Part of a data file
##############################
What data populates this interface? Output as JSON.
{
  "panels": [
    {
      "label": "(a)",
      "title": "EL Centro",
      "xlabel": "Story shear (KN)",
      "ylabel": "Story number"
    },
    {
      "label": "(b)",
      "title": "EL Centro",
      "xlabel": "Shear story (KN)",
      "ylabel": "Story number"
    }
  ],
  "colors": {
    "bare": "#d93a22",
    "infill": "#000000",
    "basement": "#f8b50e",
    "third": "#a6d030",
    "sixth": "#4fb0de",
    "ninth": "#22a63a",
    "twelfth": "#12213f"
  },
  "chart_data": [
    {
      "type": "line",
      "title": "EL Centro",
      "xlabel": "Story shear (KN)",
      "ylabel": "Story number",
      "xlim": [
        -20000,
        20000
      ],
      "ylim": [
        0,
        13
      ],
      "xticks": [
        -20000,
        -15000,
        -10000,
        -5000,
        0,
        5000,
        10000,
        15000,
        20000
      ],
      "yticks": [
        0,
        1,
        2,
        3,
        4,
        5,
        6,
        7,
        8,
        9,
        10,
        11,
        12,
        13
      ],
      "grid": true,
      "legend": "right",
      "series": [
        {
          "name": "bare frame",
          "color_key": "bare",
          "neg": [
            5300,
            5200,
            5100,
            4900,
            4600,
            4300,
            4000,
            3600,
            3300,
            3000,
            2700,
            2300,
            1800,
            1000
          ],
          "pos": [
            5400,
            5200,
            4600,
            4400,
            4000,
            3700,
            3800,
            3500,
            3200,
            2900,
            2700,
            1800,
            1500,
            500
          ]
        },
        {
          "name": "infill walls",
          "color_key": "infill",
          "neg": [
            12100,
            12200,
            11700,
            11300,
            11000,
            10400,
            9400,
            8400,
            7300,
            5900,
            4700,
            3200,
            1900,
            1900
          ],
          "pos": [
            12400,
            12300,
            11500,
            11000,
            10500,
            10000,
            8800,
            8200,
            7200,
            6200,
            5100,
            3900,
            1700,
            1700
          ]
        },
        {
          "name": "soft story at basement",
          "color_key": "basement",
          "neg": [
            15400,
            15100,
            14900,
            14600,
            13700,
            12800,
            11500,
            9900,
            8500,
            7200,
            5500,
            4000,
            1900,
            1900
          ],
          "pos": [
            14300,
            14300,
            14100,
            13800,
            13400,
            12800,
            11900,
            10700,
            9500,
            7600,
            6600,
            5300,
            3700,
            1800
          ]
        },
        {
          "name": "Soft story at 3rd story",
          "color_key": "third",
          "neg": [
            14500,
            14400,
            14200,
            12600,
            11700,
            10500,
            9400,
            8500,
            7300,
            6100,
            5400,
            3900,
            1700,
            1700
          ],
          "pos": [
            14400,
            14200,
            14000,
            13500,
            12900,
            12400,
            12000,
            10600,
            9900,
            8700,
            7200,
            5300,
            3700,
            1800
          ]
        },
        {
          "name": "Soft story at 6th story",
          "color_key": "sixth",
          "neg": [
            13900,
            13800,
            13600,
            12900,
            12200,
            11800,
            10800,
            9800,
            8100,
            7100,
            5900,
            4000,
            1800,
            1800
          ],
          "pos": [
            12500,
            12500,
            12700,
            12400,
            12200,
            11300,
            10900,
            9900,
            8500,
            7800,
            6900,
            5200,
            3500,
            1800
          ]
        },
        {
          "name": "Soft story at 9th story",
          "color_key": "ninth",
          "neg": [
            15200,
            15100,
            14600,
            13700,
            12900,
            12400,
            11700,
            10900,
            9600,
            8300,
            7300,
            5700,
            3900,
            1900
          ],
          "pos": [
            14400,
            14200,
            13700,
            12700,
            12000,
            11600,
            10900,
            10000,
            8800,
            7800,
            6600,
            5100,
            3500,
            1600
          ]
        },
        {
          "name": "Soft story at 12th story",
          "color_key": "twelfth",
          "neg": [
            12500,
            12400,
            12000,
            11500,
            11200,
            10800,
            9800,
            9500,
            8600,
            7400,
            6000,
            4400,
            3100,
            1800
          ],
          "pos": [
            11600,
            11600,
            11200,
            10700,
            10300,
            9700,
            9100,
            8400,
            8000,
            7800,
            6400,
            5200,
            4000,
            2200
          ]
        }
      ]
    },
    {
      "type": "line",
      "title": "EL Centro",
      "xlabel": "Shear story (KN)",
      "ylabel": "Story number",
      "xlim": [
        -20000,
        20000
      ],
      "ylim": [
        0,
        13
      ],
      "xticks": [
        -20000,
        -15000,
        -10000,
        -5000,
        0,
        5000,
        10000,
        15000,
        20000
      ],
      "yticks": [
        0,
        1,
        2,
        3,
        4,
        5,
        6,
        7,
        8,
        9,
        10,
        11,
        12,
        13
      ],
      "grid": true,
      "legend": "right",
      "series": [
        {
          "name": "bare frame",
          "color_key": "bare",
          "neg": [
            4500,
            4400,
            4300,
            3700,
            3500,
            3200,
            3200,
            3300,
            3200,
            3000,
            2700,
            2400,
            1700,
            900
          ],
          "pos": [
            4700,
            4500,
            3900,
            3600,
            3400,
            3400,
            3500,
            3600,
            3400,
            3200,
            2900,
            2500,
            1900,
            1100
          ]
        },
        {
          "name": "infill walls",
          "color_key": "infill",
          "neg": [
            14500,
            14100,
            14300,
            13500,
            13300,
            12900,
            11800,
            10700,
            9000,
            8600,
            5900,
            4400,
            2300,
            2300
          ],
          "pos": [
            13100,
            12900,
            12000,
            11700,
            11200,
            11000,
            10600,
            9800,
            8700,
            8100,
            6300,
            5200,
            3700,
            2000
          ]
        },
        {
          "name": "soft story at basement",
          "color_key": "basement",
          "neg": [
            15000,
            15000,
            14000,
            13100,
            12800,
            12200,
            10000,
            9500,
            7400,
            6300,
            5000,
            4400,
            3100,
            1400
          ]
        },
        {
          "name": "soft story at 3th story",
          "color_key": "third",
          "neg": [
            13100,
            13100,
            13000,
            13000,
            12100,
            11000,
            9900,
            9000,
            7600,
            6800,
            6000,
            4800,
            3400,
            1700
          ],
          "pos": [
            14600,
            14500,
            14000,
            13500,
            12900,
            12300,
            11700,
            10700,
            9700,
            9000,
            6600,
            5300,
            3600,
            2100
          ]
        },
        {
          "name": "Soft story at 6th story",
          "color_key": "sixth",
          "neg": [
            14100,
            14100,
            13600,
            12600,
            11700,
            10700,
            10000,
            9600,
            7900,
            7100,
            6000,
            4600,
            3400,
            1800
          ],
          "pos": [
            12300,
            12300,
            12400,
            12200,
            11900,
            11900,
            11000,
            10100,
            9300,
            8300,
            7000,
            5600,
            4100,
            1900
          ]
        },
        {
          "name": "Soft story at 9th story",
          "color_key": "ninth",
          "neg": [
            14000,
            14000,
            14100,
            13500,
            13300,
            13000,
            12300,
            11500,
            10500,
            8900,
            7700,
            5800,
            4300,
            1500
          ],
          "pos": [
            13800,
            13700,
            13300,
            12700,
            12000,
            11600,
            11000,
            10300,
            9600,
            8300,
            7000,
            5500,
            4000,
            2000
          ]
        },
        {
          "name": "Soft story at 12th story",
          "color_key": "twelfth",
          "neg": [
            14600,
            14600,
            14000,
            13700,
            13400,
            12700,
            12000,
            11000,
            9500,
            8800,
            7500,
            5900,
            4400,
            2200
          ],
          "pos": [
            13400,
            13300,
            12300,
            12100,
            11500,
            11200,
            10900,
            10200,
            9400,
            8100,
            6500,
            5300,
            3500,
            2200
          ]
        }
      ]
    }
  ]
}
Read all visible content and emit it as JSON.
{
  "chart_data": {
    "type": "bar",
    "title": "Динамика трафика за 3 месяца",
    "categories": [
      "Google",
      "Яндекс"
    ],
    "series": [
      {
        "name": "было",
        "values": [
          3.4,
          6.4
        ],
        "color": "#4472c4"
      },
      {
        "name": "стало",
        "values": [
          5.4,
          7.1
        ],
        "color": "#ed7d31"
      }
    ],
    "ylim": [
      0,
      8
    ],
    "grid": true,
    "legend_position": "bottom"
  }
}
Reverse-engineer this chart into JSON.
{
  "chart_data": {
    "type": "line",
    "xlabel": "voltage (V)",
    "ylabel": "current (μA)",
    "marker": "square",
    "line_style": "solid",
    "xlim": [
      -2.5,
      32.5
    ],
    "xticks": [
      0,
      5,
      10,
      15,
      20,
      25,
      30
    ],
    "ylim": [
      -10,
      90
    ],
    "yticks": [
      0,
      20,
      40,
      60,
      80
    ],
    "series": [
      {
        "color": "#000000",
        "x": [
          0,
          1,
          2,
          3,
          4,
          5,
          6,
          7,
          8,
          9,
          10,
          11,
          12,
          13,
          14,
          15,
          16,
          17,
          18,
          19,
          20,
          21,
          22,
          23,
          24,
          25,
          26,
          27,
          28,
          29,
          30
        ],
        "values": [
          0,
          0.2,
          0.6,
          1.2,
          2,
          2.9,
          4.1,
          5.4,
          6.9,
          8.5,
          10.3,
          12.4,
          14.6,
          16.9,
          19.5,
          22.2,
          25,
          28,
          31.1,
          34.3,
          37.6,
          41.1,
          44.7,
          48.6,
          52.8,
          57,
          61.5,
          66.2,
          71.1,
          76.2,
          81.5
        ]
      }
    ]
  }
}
##############################
(Problem):
Reproduce each line of the entries in which the word "JSON" is found.

(Task answer):
What data populates this interface? Output as JSON.
Read all visible content and emit it as JSON.
Reverse-engineer this chart into JSON.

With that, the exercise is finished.